**Short exercise**
Retype every entry in its entirety, without alteration.

**Exercise material**
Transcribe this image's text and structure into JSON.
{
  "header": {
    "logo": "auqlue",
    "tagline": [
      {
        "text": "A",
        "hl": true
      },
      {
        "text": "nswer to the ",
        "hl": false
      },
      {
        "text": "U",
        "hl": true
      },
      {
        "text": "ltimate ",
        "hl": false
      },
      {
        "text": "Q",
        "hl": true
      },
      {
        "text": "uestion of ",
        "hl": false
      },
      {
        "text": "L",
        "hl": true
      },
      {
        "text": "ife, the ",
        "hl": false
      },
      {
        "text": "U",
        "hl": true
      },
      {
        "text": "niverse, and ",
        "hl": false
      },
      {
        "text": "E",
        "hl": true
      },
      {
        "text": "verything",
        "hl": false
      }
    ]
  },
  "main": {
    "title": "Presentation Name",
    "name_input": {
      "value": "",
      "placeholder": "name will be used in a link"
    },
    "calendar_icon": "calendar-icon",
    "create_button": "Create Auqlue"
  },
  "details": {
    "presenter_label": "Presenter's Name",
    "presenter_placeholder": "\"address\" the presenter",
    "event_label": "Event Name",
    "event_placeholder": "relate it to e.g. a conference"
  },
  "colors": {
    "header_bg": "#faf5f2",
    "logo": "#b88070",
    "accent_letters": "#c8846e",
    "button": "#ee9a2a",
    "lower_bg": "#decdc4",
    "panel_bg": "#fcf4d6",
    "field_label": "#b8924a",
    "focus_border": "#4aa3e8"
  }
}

**Task output**
Transcribe this image's text and structure into JSON.
{
  "header": {
    "logo": "auqlue",
    "tagline": [
      {
        "text": "A",
        "hl": true
      },
      {
        "text": "nswer to the ",
        "hl": false
      },
      {
        "text": "U",
        "hl": true
      },
      {
        "text": "ltimate ",
        "hl": false
      },
      {
        "text": "Q",
        "hl": true
      },
      {
        "text": "uestion of ",
        "hl": false
      },
      {
        "text": "L",
        "hl": true
      },
      {
        "text": "ife, the ",
        "hl": false
      },
      {
        "text": "U",
        "hl": true
      },
      {
        "text": "niverse, and ",
        "hl": false
      },
      {
        "text": "E",
        "hl": true
      },
      {
        "text": "verything",
        "hl": false
      }
    ]
  },
  "main": {
    "title": "Presentation Name",
    "name_input": {
      "value": "",
      "placeholder": "name will be used in a link"
    },
    "calendar_icon": "calendar-icon",
    "create_button": "Create Auqlue"
  },
  "details": {
    "presenter_label": "Presenter's Name",
    "presenter_placeholder": "\"address\" the presenter",
    "event_label": "Event Name",
    "event_placeholder": "relate it to e.g. a conference"
  },
  "colors": {
    "header_bg": "#faf5f2",
    "logo": "#b88070",
    "accent_letters": "#c8846e",
    "button": "#ee9a2a",
    "lower_bg": "#decdc4",
    "panel_bg": "#fcf4d6",
    "field_label": "#b8924a",
    "focus_border": "#4aa3e8"
  }
}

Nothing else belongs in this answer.